=== YOUR OBJECTIVE ===
Consider the data that follows and state how many lines contain the string "time", using the number alone.

=== PROVIDED RECORDS ===

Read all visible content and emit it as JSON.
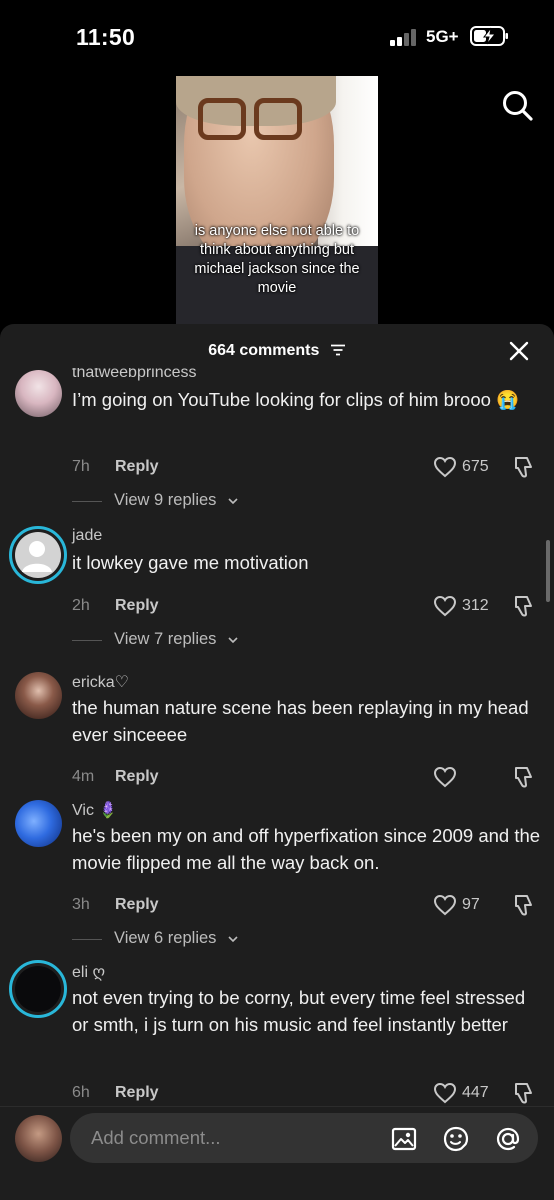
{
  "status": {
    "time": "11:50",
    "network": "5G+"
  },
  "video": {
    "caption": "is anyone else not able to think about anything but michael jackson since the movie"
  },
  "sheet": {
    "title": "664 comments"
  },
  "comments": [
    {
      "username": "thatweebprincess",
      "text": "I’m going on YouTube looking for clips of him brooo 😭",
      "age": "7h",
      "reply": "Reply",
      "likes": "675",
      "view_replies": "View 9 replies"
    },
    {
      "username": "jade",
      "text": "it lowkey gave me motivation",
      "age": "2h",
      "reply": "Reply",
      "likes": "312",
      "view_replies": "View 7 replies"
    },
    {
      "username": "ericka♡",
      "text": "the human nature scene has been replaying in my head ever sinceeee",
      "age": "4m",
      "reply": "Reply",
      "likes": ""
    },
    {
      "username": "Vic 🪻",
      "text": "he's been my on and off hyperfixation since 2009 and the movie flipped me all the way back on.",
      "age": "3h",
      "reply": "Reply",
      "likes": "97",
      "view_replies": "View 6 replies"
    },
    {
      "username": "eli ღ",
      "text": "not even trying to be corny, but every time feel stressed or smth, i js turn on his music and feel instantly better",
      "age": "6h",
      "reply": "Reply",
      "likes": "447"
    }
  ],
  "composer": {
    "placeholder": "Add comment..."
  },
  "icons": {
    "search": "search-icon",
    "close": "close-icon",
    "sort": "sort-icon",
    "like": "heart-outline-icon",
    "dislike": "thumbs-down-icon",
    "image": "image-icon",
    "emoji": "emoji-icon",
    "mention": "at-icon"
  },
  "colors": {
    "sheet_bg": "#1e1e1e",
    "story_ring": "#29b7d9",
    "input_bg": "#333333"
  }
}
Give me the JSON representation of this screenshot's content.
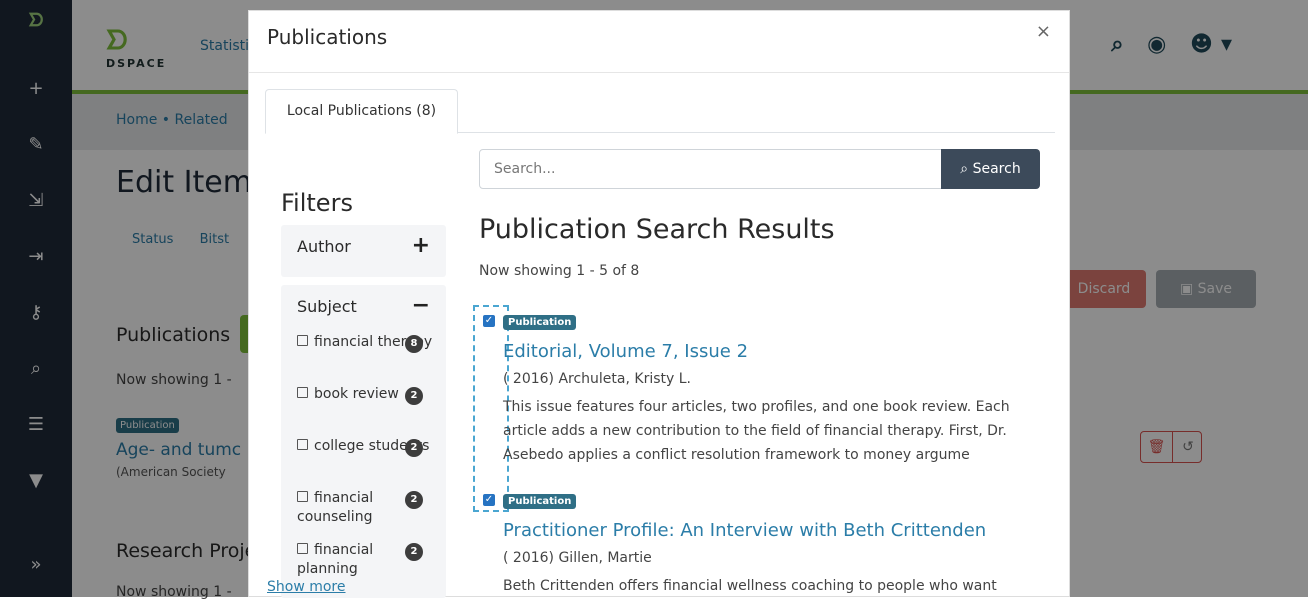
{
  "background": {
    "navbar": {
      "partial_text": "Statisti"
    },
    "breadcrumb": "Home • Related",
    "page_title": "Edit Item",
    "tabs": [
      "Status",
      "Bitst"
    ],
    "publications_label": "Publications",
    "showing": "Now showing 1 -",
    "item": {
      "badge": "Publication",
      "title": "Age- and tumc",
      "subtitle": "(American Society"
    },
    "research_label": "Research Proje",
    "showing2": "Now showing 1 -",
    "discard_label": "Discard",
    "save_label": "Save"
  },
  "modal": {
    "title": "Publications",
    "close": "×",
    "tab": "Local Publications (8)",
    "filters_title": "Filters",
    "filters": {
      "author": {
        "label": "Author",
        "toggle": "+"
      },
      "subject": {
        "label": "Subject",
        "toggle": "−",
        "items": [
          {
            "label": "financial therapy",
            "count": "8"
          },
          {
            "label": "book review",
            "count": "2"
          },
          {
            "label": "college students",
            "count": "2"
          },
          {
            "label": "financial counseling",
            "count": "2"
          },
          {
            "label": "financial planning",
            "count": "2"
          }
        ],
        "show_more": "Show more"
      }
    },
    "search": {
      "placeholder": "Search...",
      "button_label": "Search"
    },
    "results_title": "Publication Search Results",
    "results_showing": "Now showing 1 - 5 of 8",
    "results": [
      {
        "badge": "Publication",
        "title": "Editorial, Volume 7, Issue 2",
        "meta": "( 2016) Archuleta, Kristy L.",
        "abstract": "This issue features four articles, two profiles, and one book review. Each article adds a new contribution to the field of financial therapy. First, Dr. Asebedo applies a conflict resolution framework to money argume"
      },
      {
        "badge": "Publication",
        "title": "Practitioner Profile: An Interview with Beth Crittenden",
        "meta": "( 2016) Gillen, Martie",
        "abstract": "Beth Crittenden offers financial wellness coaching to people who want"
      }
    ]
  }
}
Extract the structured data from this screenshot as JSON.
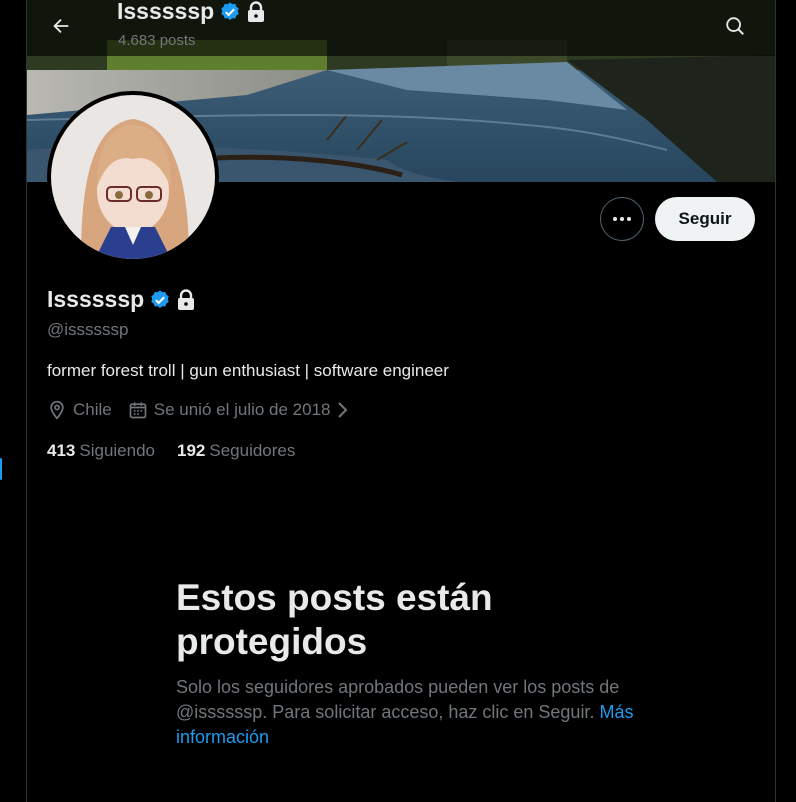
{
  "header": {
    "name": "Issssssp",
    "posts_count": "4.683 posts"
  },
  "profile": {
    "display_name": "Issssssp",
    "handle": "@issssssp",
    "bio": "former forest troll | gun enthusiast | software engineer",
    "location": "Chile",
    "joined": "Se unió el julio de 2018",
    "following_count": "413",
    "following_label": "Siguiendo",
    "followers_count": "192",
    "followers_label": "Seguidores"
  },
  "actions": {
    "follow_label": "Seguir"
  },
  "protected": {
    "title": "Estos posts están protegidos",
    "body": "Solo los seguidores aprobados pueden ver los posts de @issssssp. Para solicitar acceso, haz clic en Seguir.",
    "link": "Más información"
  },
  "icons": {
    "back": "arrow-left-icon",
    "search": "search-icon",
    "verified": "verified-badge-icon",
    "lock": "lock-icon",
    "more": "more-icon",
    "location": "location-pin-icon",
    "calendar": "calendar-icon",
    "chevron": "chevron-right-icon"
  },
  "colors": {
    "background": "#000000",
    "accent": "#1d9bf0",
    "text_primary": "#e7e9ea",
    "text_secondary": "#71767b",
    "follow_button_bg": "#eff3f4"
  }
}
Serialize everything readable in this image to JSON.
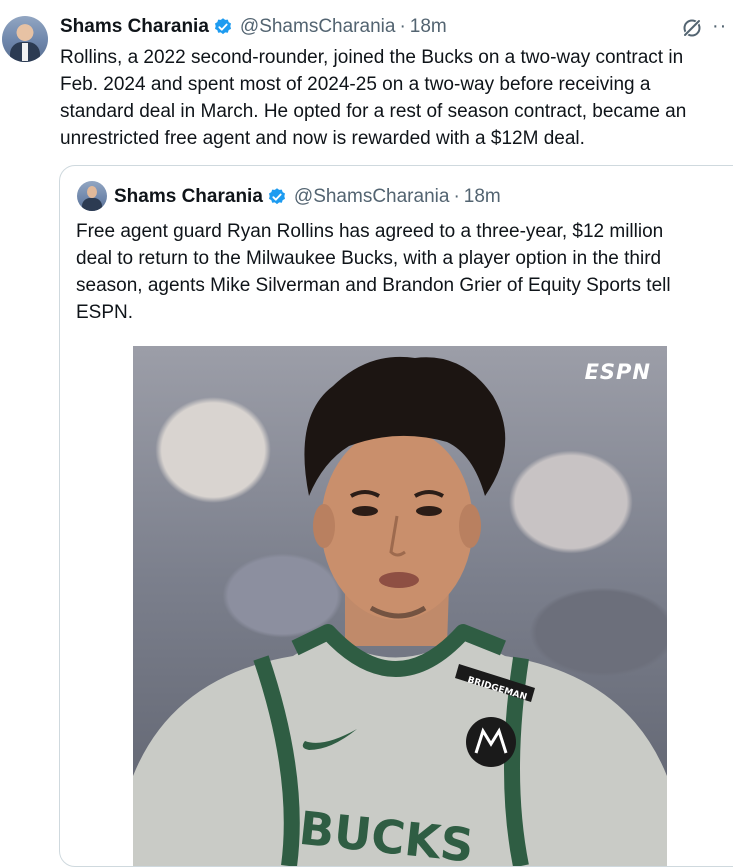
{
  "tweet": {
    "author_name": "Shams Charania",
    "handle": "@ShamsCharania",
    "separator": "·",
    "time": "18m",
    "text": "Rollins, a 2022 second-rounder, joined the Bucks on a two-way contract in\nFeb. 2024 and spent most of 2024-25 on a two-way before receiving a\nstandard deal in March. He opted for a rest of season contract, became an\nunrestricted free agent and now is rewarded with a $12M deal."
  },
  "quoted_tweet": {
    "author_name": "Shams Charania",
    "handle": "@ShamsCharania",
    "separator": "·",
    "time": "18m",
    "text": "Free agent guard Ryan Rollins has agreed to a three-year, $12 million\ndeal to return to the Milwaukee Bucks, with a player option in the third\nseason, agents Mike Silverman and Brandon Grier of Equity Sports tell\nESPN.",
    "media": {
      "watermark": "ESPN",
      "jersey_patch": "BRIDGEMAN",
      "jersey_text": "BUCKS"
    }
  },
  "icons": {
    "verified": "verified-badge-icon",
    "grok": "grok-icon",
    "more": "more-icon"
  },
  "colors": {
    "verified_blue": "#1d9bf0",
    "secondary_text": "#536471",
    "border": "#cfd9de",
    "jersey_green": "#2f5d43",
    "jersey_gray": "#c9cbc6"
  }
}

=== EXERCISE RESPONSE ===
4